## WORK TO DO
Could you copy exactly the lines from the one containing "What does this" through the last line of the records below, leaving out any pictures?

········

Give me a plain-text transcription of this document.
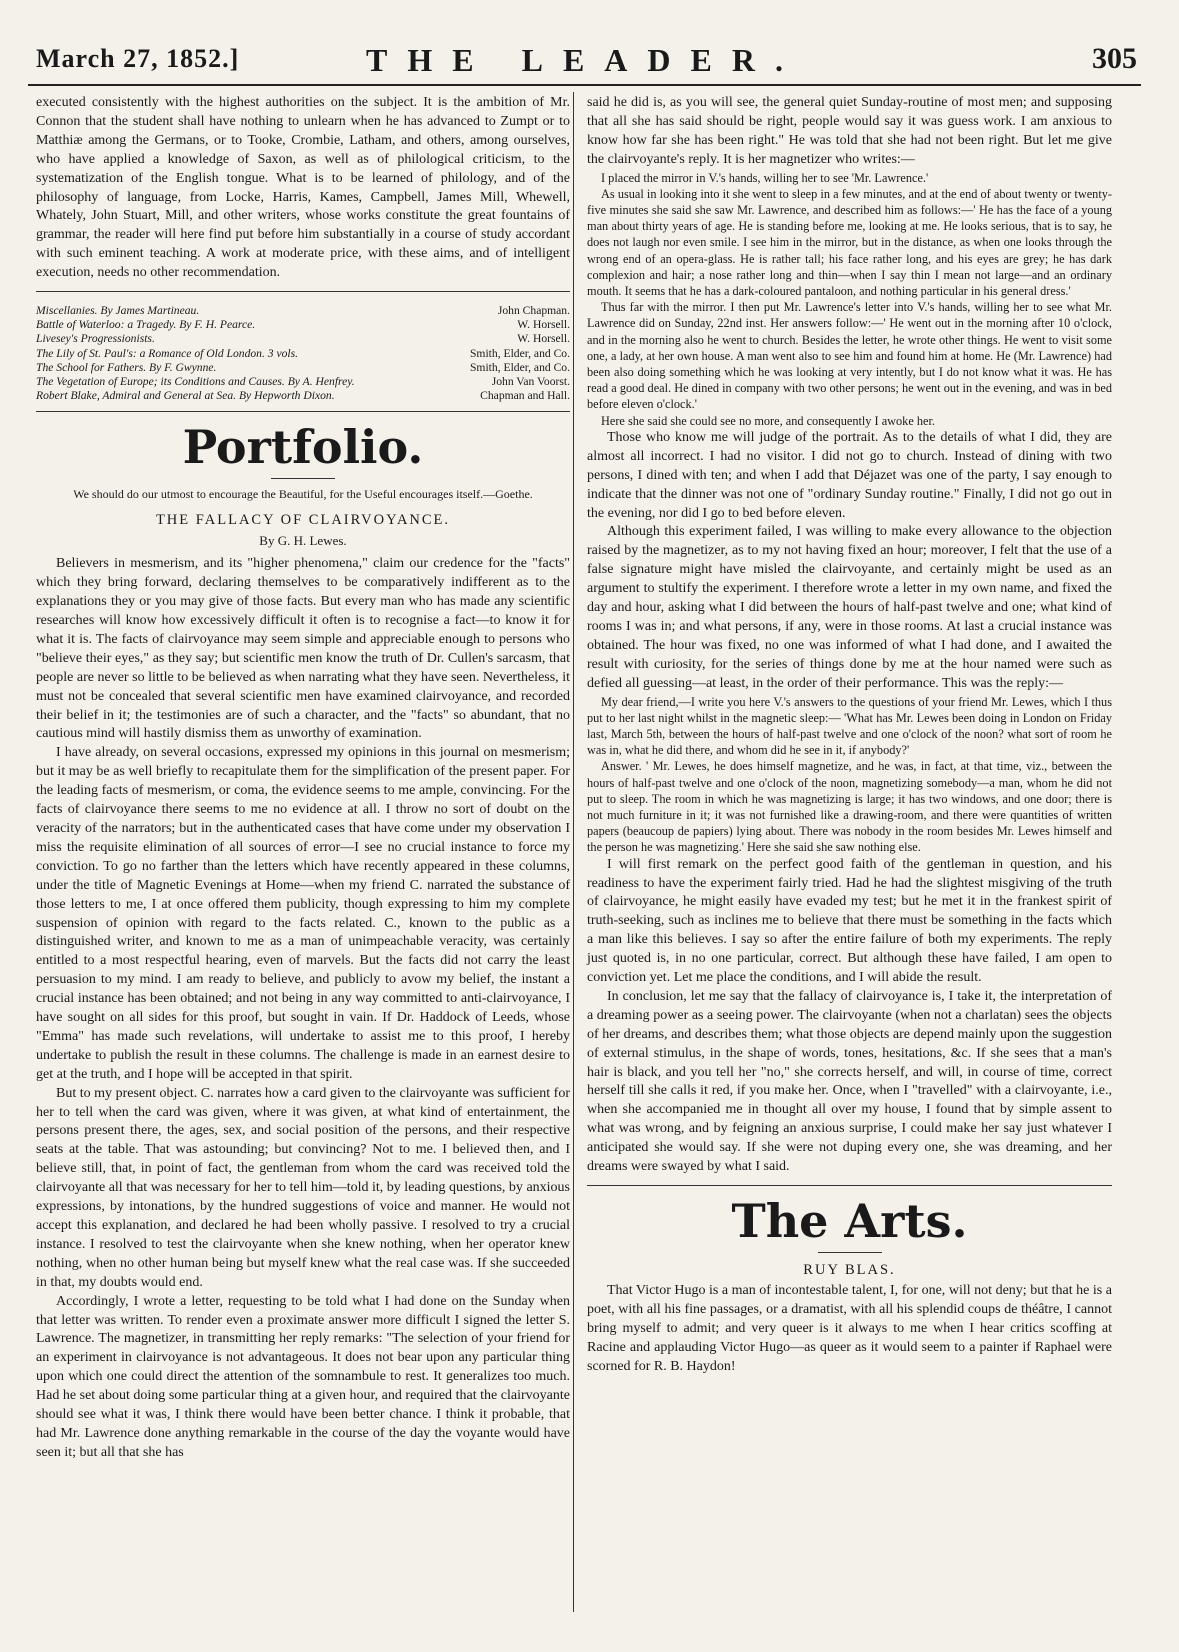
March 27, 1852.]	THE LEADER.	305

executed consistently with the highest authorities on the subject. It is the ambition of Mr. Connon that the student shall have nothing to unlearn when he has advanced to Zumpt or to Matthiæ among the Germans, or to Tooke, Crombie, Latham, and others, among ourselves, who have applied a knowledge of Saxon, as well as of philological criticism, to the systematization of the English tongue. What is to be learned of philology, and of the philosophy of language, from Locke, Harris, Kames, Campbell, James Mill, Whewell, Whately, John Stuart, Mill, and other writers, whose works constitute the great fountains of grammar, the reader will here find put before him substantially in a course of study accordant with such eminent teaching. A work at moderate price, with these aims, and of intelligent execution, needs no other recommendation.

Miscellanies. By James Martineau.	John Chapman.
Battle of Waterloo: a Tragedy. By F. H. Pearce.	W. Horsell.
Livesey's Progressionists.	W. Horsell.
The Lily of St. Paul's: a Romance of Old London. 3 vols.	Smith, Elder, and Co.
The School for Fathers. By F. Gwynne.	Smith, Elder, and Co.
The Vegetation of Europe; its Conditions and Causes. By A. Henfrey.	John Van Voorst.
Robert Blake, Admiral and General at Sea. By Hepworth Dixon.	Chapman and Hall.
Portfolio.
We should do our utmost to encourage the Beautiful, for the Useful encourages itself.—Goethe.
THE FALLACY OF CLAIRVOYANCE.
By G. H. Lewes.

Believers in mesmerism, and its "higher phenomena," claim our credence for the "facts" which they bring forward, declaring themselves to be comparatively indifferent as to the explanations they or you may give of those facts. But every man who has made any scientific researches will know how excessively difficult it often is to recognise a fact—to know it for what it is. The facts of clairvoyance may seem simple and appreciable enough to persons who "believe their eyes," as they say; but scientific men know the truth of Dr. Cullen's sarcasm, that people are never so little to be believed as when narrating what they have seen. Nevertheless, it must not be concealed that several scientific men have examined clairvoyance, and recorded their belief in it; the testimonies are of such a character, and the "facts" so abundant, that no cautious mind will hastily dismiss them as unworthy of examination.

I have already, on several occasions, expressed my opinions in this journal on mesmerism; but it may be as well briefly to recapitulate them for the simplification of the present paper. For the leading facts of mesmerism, or coma, the evidence seems to me ample, convincing. For the facts of clairvoyance there seems to me no evidence at all. I throw no sort of doubt on the veracity of the narrators; but in the authenticated cases that have come under my observation I miss the requisite elimination of all sources of error—I see no crucial instance to force my conviction. To go no farther than the letters which have recently appeared in these columns, under the title of Magnetic Evenings at Home—when my friend C. narrated the substance of those letters to me, I at once offered them publicity, though expressing to him my complete suspension of opinion with regard to the facts related. C., known to the public as a distinguished writer, and known to me as a man of unimpeachable veracity, was certainly entitled to a most respectful hearing, even of marvels. But the facts did not carry the least persuasion to my mind. I am ready to believe, and publicly to avow my belief, the instant a crucial instance has been obtained; and not being in any way committed to anti-clairvoyance, I have sought on all sides for this proof, but sought in vain. If Dr. Haddock of Leeds, whose "Emma" has made such revelations, will undertake to assist me to this proof, I hereby undertake to publish the result in these columns. The challenge is made in an earnest desire to get at the truth, and I hope will be accepted in that spirit.

But to my present object. C. narrates how a card given to the clairvoyante was sufficient for her to tell when the card was given, where it was given, at what kind of entertainment, the persons present there, the ages, sex, and social position of the persons, and their respective seats at the table. That was astounding; but convincing? Not to me. I believed then, and I believe still, that, in point of fact, the gentleman from whom the card was received told the clairvoyante all that was necessary for her to tell him—told it, by leading questions, by anxious expressions, by intonations, by the hundred suggestions of voice and manner. He would not accept this explanation, and declared he had been wholly passive. I resolved to try a crucial instance. I resolved to test the clairvoyante when she knew nothing, when her operator knew nothing, when no other human being but myself knew what the real case was. If she succeeded in that, my doubts would end.

Accordingly, I wrote a letter, requesting to be told what I had done on the Sunday when that letter was written. To render even a proximate answer more difficult I signed the letter S. Lawrence. The magnetizer, in transmitting her reply remarks: "The selection of your friend for an experiment in clairvoyance is not advantageous. It does not bear upon any particular thing upon which one could direct the attention of the somnambule to rest. It generalizes too much. Had he set about doing some particular thing at a given hour, and required that the clairvoyante should see what it was, I think there would have been better chance. I think it probable, that had Mr. Lawrence done anything remarkable in the course of the day the voyante would have seen it; but all that she has

said he did is, as you will see, the general quiet Sunday-routine of most men; and supposing that all she has said should be right, people would say it was guess work. I am anxious to know how far she has been right." He was told that she had not been right. But let me give the clairvoyante's reply. It is her magnetizer who writes:—

I placed the mirror in V.'s hands, willing her to see 'Mr. Lawrence.'

As usual in looking into it she went to sleep in a few minutes, and at the end of about twenty or twenty-five minutes she said she saw Mr. Lawrence, and described him as follows:—' He has the face of a young man about thirty years of age. He is standing before me, looking at me. He looks serious, that is to say, he does not laugh nor even smile. I see him in the mirror, but in the distance, as when one looks through the wrong end of an opera-glass. He is rather tall; his face rather long, and his eyes are grey; he has dark complexion and hair; a nose rather long and thin—when I say thin I mean not large—and an ordinary mouth. It seems that he has a dark-coloured pantaloon, and nothing particular in his general dress.'

Thus far with the mirror. I then put Mr. Lawrence's letter into V.'s hands, willing her to see what Mr. Lawrence did on Sunday, 22nd inst. Her answers follow:—' He went out in the morning after 10 o'clock, and in the morning also he went to church. Besides the letter, he wrote other things. He went to visit some one, a lady, at her own house. A man went also to see him and found him at home. He (Mr. Lawrence) had been also doing something which he was looking at very intently, but I do not know what it was. He has read a good deal. He dined in company with two other persons; he went out in the evening, and was in bed before eleven o'clock.'

Here she said she could see no more, and consequently I awoke her.

Those who know me will judge of the portrait. As to the details of what I did, they are almost all incorrect. I had no visitor. I did not go to church. Instead of dining with two persons, I dined with ten; and when I add that Déjazet was one of the party, I say enough to indicate that the dinner was not one of "ordinary Sunday routine." Finally, I did not go out in the evening, nor did I go to bed before eleven.

Although this experiment failed, I was willing to make every allowance to the objection raised by the magnetizer, as to my not having fixed an hour; moreover, I felt that the use of a false signature might have misled the clairvoyante, and certainly might be used as an argument to stultify the experiment. I therefore wrote a letter in my own name, and fixed the day and hour, asking what I did between the hours of half-past twelve and one; what kind of rooms I was in; and what persons, if any, were in those rooms. At last a crucial instance was obtained. The hour was fixed, no one was informed of what I had done, and I awaited the result with curiosity, for the series of things done by me at the hour named were such as defied all guessing—at least, in the order of their performance. This was the reply:—

My dear friend,—I write you here V.'s answers to the questions of your friend Mr. Lewes, which I thus put to her last night whilst in the magnetic sleep:— 'What has Mr. Lewes been doing in London on Friday last, March 5th, between the hours of half-past twelve and one o'clock of the noon? what sort of room he was in, what he did there, and whom did he see in it, if anybody?'

Answer. ' Mr. Lewes, he does himself magnetize, and he was, in fact, at that time, viz., between the hours of half-past twelve and one o'clock of the noon, magnetizing somebody—a man, whom he did not put to sleep. The room in which he was magnetizing is large; it has two windows, and one door; there is not much furniture in it; it was not furnished like a drawing-room, and there were quantities of written papers (beaucoup de papiers) lying about. There was nobody in the room besides Mr. Lewes himself and the person he was magnetizing.' Here she said she saw nothing else.

I will first remark on the perfect good faith of the gentleman in question, and his readiness to have the experiment fairly tried. Had he had the slightest misgiving of the truth of clairvoyance, he might easily have evaded my test; but he met it in the frankest spirit of truth-seeking, such as inclines me to believe that there must be something in the facts which a man like this believes. I say so after the entire failure of both my experiments. The reply just quoted is, in no one particular, correct. But although these have failed, I am open to conviction yet. Let me place the conditions, and I will abide the result.

In conclusion, let me say that the fallacy of clairvoyance is, I take it, the interpretation of a dreaming power as a seeing power. The clairvoyante (when not a charlatan) sees the objects of her dreams, and describes them; what those objects are depend mainly upon the suggestion of external stimulus, in the shape of words, tones, hesitations, &c. If she sees that a man's hair is black, and you tell her "no," she corrects herself, and will, in course of time, correct herself till she calls it red, if you make her. Once, when I "travelled" with a clairvoyante, i.e., when she accompanied me in thought all over my house, I found that by simple assent to what was wrong, and by feigning an anxious surprise, I could make her say just whatever I anticipated she would say. If she were not duping every one, she was dreaming, and her dreams were swayed by what I said.

The Arts.
RUY BLAS.

That Victor Hugo is a man of incontestable talent, I, for one, will not deny; but that he is a poet, with all his fine passages, or a dramatist, with all his splendid coups de théâtre, I cannot bring myself to admit; and very queer is it always to me when I hear critics scoffing at Racine and applauding Victor Hugo—as queer as it would seem to a painter if Raphael were scorned for R. B. Haydon!
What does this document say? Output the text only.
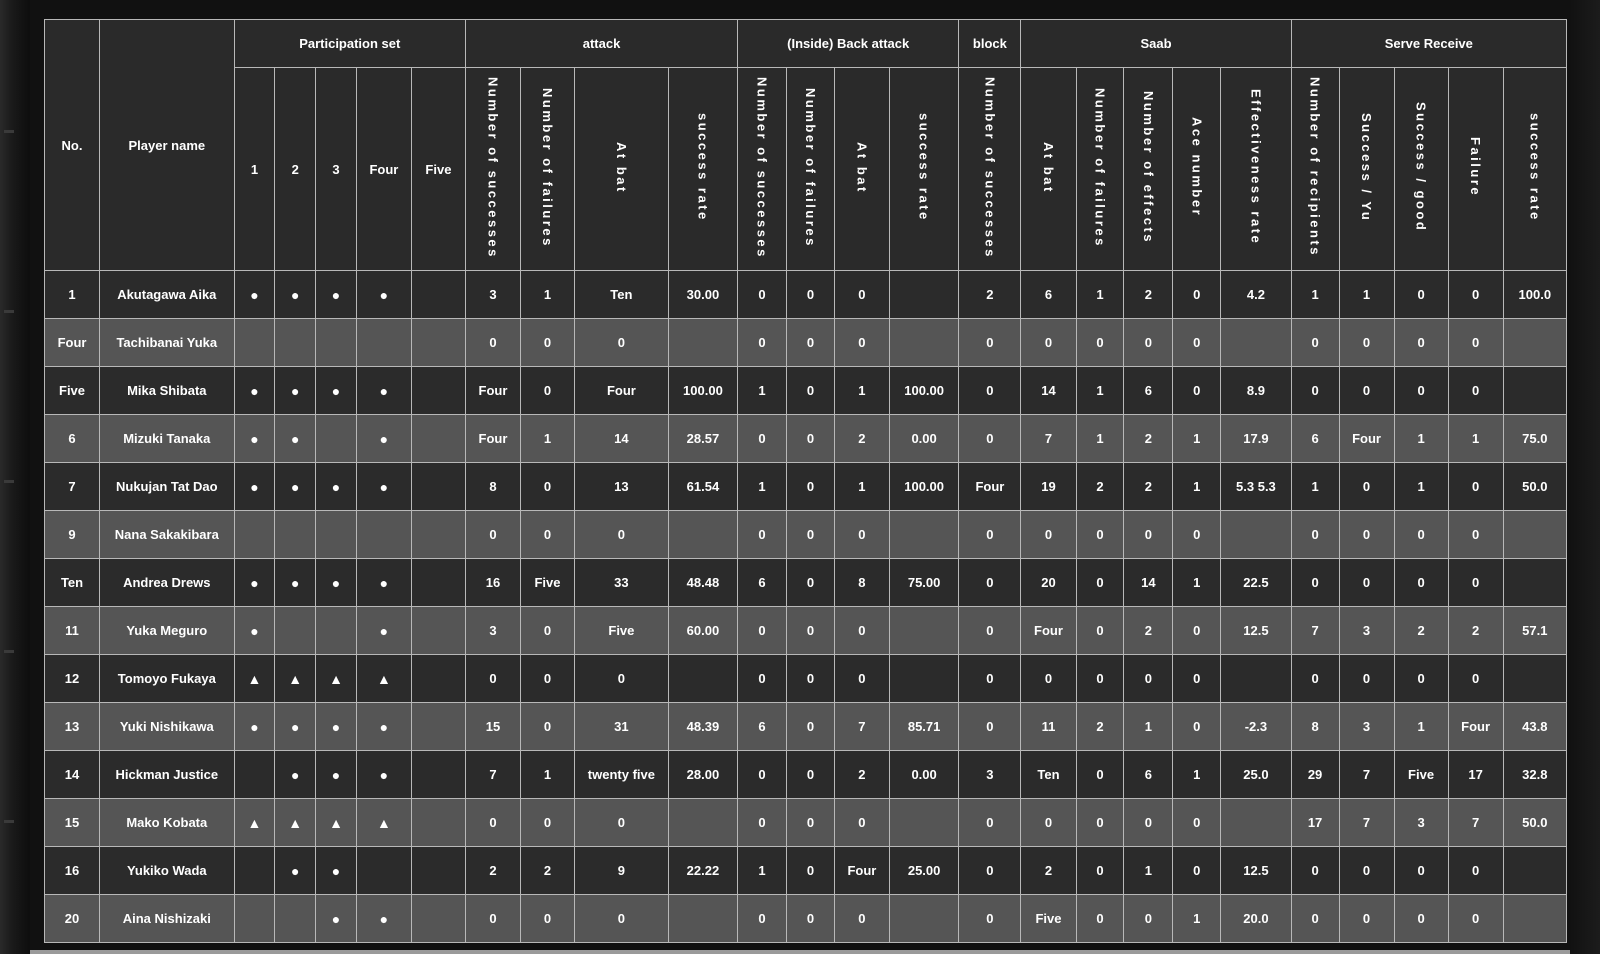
No.	Player name	Participation set					attack				(Inside) Back attack				block	Saab					Serve Receive				
		1	2	3	Four	Five	Number of successes	Number of failures	At bat	success rate	Number of successes	Number of failures	At bat	success rate	Number of successes	At bat	Number of failures	Number of effects	Ace number	Effectiveness rate	Number of recipients	Success / Yu	Success / good	Failure	success rate
1	Akutagawa Aika	●	●	●	●		3	1	Ten	30.00	0	0	0		2	6	1	2	0	4.2	1	1	0	0	100.0
Four	Tachibanai Yuka						0	0	0		0	0	0		0	0	0	0	0		0	0	0	0	
Five	Mika Shibata	●	●	●	●		Four	0	Four	100.00	1	0	1	100.00	0	14	1	6	0	8.9	0	0	0	0	
6	Mizuki Tanaka	●	●		●		Four	1	14	28.57	0	0	2	0.00	0	7	1	2	1	17.9	6	Four	1	1	75.0
7	Nukujan Tat Dao	●	●	●	●		8	0	13	61.54	1	0	1	100.00	Four	19	2	2	1	5.3 5.3	1	0	1	0	50.0
9	Nana Sakakibara						0	0	0		0	0	0		0	0	0	0	0		0	0	0	0	
Ten	Andrea Drews	●	●	●	●		16	Five	33	48.48	6	0	8	75.00	0	20	0	14	1	22.5	0	0	0	0	
11	Yuka Meguro	●			●		3	0	Five	60.00	0	0	0		0	Four	0	2	0	12.5	7	3	2	2	57.1
12	Tomoyo Fukaya	▲	▲	▲	▲		0	0	0		0	0	0		0	0	0	0	0		0	0	0	0	
13	Yuki Nishikawa	●	●	●	●		15	0	31	48.39	6	0	7	85.71	0	11	2	1	0	-2.3	8	3	1	Four	43.8
14	Hickman Justice		●	●	●		7	1	twenty five	28.00	0	0	2	0.00	3	Ten	0	6	1	25.0	29	7	Five	17	32.8
15	Mako Kobata	▲	▲	▲	▲		0	0	0		0	0	0		0	0	0	0	0		17	7	3	7	50.0
16	Yukiko Wada		●	●			2	2	9	22.22	1	0	Four	25.00	0	2	0	1	0	12.5	0	0	0	0	
20	Aina Nishizaki			●	●		0	0	0		0	0	0		0	Five	0	0	1	20.0	0	0	0	0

········

## RIGHT ANSWER
What does this document say? Output the text only.
No.	Player name	Participation set					attack				(Inside) Back attack				block	Saab					Serve Receive				
		1	2	3	Four	Five	Number of successes	Number of failures	At bat	success rate	Number of successes	Number of failures	At bat	success rate	Number of successes	At bat	Number of failures	Number of effects	Ace number	Effectiveness rate	Number of recipients	Success / Yu	Success / good	Failure	success rate
1	Akutagawa Aika	●	●	●	●		3	1	Ten	30.00	0	0	0		2	6	1	2	0	4.2	1	1	0	0	100.0
Four	Tachibanai Yuka						0	0	0		0	0	0		0	0	0	0	0		0	0	0	0	
Five	Mika Shibata	●	●	●	●		Four	0	Four	100.00	1	0	1	100.00	0	14	1	6	0	8.9	0	0	0	0	
6	Mizuki Tanaka	●	●		●		Four	1	14	28.57	0	0	2	0.00	0	7	1	2	1	17.9	6	Four	1	1	75.0
7	Nukujan Tat Dao	●	●	●	●		8	0	13	61.54	1	0	1	100.00	Four	19	2	2	1	5.3 5.3	1	0	1	0	50.0
9	Nana Sakakibara						0	0	0		0	0	0		0	0	0	0	0		0	0	0	0	
Ten	Andrea Drews	●	●	●	●		16	Five	33	48.48	6	0	8	75.00	0	20	0	14	1	22.5	0	0	0	0	
11	Yuka Meguro	●			●		3	0	Five	60.00	0	0	0		0	Four	0	2	0	12.5	7	3	2	2	57.1
12	Tomoyo Fukaya	▲	▲	▲	▲		0	0	0		0	0	0		0	0	0	0	0		0	0	0	0	
13	Yuki Nishikawa	●	●	●	●		15	0	31	48.39	6	0	7	85.71	0	11	2	1	0	-2.3	8	3	1	Four	43.8
14	Hickman Justice		●	●	●		7	1	twenty five	28.00	0	0	2	0.00	3	Ten	0	6	1	25.0	29	7	Five	17	32.8
15	Mako Kobata	▲	▲	▲	▲		0	0	0		0	0	0		0	0	0	0	0		17	7	3	7	50.0
16	Yukiko Wada		●	●			2	2	9	22.22	1	0	Four	25.00	0	2	0	1	0	12.5	0	0	0	0	
20	Aina Nishizaki			●	●		0	0	0		0	0	0		0	Five	0	0	1	20.0	0	0	0	0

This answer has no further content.